- _DESCRIPTION OF THE TASK_
Print the stretch of the records from the start through the line containing "email-me-button[interactable]: Email Me", both ends included, with every line kept identical.

———

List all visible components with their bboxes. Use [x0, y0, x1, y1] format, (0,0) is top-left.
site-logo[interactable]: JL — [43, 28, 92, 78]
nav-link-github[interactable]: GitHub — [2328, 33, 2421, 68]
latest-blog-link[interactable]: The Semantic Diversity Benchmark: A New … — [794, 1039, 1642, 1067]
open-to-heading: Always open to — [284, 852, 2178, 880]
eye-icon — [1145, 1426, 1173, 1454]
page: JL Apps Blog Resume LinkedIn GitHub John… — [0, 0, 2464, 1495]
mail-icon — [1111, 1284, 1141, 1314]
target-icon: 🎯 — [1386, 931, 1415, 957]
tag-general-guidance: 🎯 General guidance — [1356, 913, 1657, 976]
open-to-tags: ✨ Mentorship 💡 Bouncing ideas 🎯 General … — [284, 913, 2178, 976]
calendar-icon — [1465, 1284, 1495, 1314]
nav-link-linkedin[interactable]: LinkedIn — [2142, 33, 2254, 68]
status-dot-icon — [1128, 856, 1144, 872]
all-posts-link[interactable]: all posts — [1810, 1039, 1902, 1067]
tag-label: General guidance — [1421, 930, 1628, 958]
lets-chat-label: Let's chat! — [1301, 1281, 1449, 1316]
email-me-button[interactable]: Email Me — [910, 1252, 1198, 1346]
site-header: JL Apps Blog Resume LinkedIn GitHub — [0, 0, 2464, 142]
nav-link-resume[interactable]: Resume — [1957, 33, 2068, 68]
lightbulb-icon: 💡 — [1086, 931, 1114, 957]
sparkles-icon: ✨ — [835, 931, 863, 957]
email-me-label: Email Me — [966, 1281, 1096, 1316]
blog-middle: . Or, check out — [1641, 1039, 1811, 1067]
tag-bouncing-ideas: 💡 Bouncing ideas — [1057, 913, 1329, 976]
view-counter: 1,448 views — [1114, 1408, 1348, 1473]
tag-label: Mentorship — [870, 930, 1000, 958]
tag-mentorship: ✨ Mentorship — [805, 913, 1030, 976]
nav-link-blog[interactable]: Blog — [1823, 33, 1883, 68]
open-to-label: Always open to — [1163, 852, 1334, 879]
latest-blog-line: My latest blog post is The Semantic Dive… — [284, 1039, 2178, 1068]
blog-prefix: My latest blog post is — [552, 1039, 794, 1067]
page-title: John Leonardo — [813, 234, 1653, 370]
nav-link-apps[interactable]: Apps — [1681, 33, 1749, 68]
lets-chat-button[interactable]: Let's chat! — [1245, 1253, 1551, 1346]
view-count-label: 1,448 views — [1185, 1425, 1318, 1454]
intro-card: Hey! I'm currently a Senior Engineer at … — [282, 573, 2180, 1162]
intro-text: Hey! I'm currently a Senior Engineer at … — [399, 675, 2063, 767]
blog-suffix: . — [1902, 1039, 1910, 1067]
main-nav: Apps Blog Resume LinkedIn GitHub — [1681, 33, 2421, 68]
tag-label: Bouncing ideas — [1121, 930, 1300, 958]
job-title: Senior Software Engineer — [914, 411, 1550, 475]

———

- _SOLUTION TO THE PROBLEM_
List all visible components with their bboxes. Use [x0, y0, x1, y1] format, (0,0) is top-left.
site-logo[interactable]: JL — [43, 28, 92, 78]
nav-link-github[interactable]: GitHub — [2328, 33, 2421, 68]
latest-blog-link[interactable]: The Semantic Diversity Benchmark: A New … — [794, 1039, 1642, 1067]
open-to-heading: Always open to — [284, 852, 2178, 880]
eye-icon — [1145, 1426, 1173, 1454]
page: JL Apps Blog Resume LinkedIn GitHub John… — [0, 0, 2464, 1495]
mail-icon — [1111, 1284, 1141, 1314]
target-icon: 🎯 — [1386, 931, 1415, 957]
tag-general-guidance: 🎯 General guidance — [1356, 913, 1657, 976]
open-to-tags: ✨ Mentorship 💡 Bouncing ideas 🎯 General … — [284, 913, 2178, 976]
calendar-icon — [1465, 1284, 1495, 1314]
nav-link-linkedin[interactable]: LinkedIn — [2142, 33, 2254, 68]
status-dot-icon — [1128, 856, 1144, 872]
all-posts-link[interactable]: all posts — [1810, 1039, 1902, 1067]
tag-label: General guidance — [1421, 930, 1628, 958]
lets-chat-label: Let's chat! — [1301, 1281, 1449, 1316]
email-me-button[interactable]: Email Me — [910, 1252, 1198, 1346]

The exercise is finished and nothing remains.